• _AIM OF THE EXERCISE_
Repeat the data below exactly, dropping any pictures it holds.
Start PROVIDED DATA
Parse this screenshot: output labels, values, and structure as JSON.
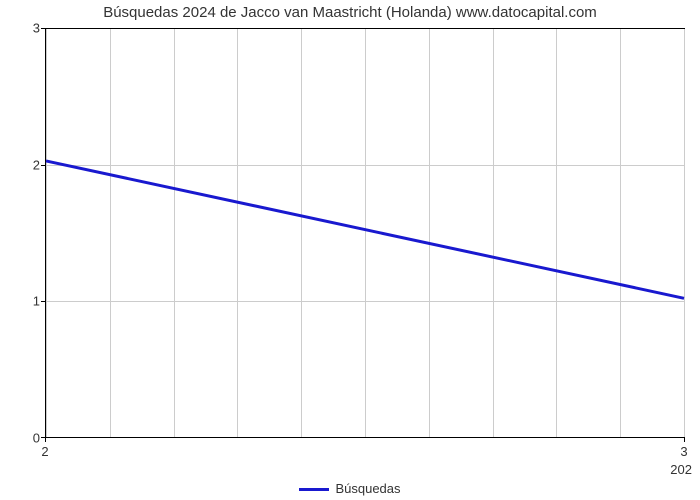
{
  "chart": {
    "type": "line",
    "title": "Búsquedas 2024 de Jacco van Maastricht (Holanda) www.datocapital.com",
    "title_fontsize": 15,
    "title_color": "#333333",
    "background_color": "#ffffff",
    "plot_border_color": "#000000",
    "grid_color": "#cccccc",
    "y": {
      "min": 0,
      "max": 3,
      "ticks": [
        0,
        1,
        2,
        3
      ],
      "label_fontsize": 13
    },
    "x": {
      "ticks_left": "2",
      "ticks_mid": "3",
      "ticks_right": "202",
      "label_fontsize": 13
    },
    "series": {
      "name": "Búsquedas",
      "color": "#1919cf",
      "line_width": 3,
      "points": [
        {
          "x_frac": 0.0,
          "y": 2.03
        },
        {
          "x_frac": 1.0,
          "y": 1.02
        }
      ]
    },
    "legend": {
      "label": "Búsquedas",
      "position": "bottom-center"
    },
    "grid": {
      "v_count": 11,
      "h_ticks": [
        0,
        1,
        2,
        3
      ]
    }
  }
}
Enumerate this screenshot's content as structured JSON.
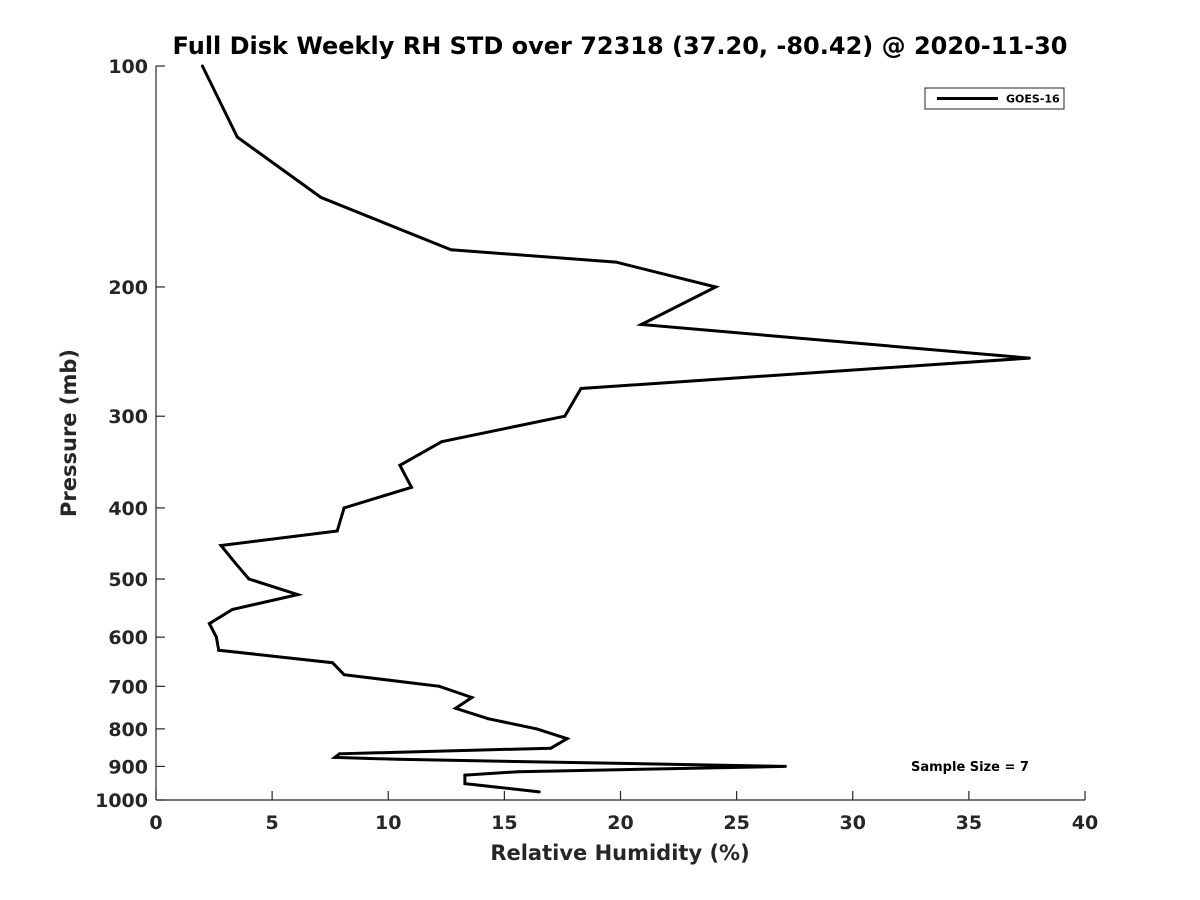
End PROVIDED DATA
• _RESPONSE TO THIS EXERCISE_
Parse this screenshot: output labels, values, and structure as JSON.
{
  "chart": {
    "type": "line",
    "title": "Búsquedas 2024 de Jacco van Maastricht (Holanda) www.datocapital.com",
    "title_fontsize": 15,
    "title_color": "#333333",
    "background_color": "#ffffff",
    "plot_border_color": "#000000",
    "grid_color": "#cccccc",
    "y": {
      "min": 0,
      "max": 3,
      "ticks": [
        0,
        1,
        2,
        3
      ],
      "label_fontsize": 13
    },
    "x": {
      "ticks_left": "2",
      "ticks_mid": "3",
      "ticks_right": "202",
      "label_fontsize": 13
    },
    "series": {
      "name": "Búsquedas",
      "color": "#1919cf",
      "line_width": 3,
      "points": [
        {
          "x_frac": 0.0,
          "y": 2.03
        },
        {
          "x_frac": 1.0,
          "y": 1.02
        }
      ]
    },
    "legend": {
      "label": "Búsquedas",
      "position": "bottom-center"
    },
    "grid": {
      "v_count": 11,
      "h_ticks": [
        0,
        1,
        2,
        3
      ]
    }
  }
}
Enumerate this screenshot's content as structured JSON.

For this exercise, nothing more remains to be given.